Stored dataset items
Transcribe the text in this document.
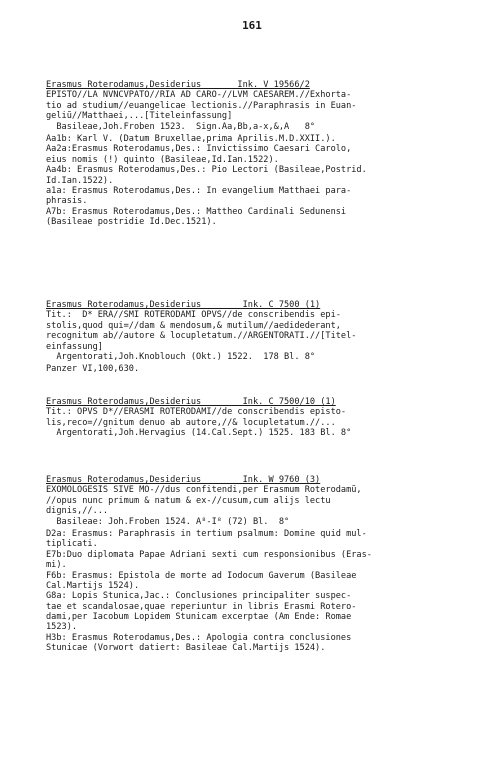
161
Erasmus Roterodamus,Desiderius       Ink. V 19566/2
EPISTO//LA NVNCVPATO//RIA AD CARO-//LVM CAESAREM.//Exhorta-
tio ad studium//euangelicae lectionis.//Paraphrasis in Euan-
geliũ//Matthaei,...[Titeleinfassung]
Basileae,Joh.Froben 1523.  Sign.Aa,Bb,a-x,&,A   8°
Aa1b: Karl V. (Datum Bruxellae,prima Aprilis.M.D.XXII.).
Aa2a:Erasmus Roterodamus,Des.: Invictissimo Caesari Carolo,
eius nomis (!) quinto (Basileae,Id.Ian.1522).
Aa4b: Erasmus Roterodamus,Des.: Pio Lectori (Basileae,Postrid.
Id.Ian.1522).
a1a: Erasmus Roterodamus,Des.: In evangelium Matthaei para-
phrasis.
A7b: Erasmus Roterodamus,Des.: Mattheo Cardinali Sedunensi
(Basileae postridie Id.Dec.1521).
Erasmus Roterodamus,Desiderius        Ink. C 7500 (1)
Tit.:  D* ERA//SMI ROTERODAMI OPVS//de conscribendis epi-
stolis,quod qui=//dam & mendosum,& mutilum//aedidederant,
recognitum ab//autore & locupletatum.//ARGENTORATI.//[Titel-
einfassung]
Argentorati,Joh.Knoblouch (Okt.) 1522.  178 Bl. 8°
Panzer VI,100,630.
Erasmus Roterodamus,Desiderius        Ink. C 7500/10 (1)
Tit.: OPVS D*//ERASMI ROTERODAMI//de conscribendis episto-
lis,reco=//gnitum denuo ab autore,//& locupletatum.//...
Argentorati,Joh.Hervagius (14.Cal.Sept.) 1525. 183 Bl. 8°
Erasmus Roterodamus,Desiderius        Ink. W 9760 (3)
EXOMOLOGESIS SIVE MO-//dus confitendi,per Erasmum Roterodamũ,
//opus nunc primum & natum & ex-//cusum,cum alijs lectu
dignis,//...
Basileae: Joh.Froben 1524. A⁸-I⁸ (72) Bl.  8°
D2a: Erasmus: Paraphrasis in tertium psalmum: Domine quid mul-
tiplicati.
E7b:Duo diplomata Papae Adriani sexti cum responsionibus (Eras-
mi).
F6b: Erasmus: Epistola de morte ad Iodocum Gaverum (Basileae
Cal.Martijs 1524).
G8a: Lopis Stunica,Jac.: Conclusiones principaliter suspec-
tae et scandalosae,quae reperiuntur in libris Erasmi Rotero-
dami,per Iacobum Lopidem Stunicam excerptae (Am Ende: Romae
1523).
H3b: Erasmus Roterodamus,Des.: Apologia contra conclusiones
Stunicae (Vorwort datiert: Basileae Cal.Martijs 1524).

* * *

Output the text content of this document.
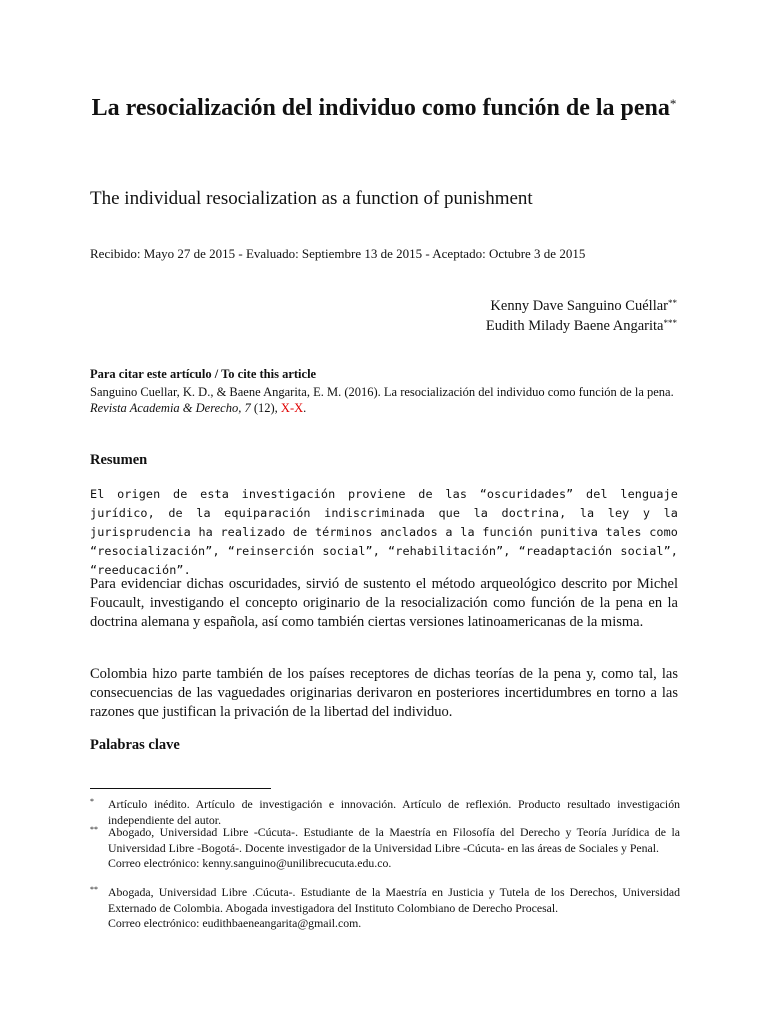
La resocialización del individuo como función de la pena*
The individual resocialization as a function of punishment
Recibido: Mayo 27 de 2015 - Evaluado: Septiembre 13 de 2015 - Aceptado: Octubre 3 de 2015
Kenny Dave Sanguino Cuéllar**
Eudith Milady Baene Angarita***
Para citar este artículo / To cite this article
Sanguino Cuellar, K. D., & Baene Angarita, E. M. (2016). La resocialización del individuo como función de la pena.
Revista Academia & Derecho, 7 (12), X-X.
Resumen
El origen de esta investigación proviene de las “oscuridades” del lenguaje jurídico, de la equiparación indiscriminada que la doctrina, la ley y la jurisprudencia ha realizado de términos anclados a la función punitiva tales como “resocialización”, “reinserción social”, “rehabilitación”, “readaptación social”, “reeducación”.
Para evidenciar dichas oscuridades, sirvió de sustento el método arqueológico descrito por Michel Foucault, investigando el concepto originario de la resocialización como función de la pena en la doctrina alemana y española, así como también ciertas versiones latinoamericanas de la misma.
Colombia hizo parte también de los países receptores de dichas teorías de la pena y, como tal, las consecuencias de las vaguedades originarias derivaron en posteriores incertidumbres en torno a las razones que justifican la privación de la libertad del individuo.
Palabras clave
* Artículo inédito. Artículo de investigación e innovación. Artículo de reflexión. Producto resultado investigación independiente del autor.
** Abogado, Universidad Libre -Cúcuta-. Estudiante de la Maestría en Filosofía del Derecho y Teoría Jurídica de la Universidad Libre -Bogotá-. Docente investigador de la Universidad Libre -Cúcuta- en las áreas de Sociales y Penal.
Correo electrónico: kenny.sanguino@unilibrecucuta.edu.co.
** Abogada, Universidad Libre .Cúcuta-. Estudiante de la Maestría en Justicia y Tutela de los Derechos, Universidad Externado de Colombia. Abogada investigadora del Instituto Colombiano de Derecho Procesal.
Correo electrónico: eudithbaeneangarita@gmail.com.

[Given instruction] State only how many lines in the material include "Basileae".

[The reply] 7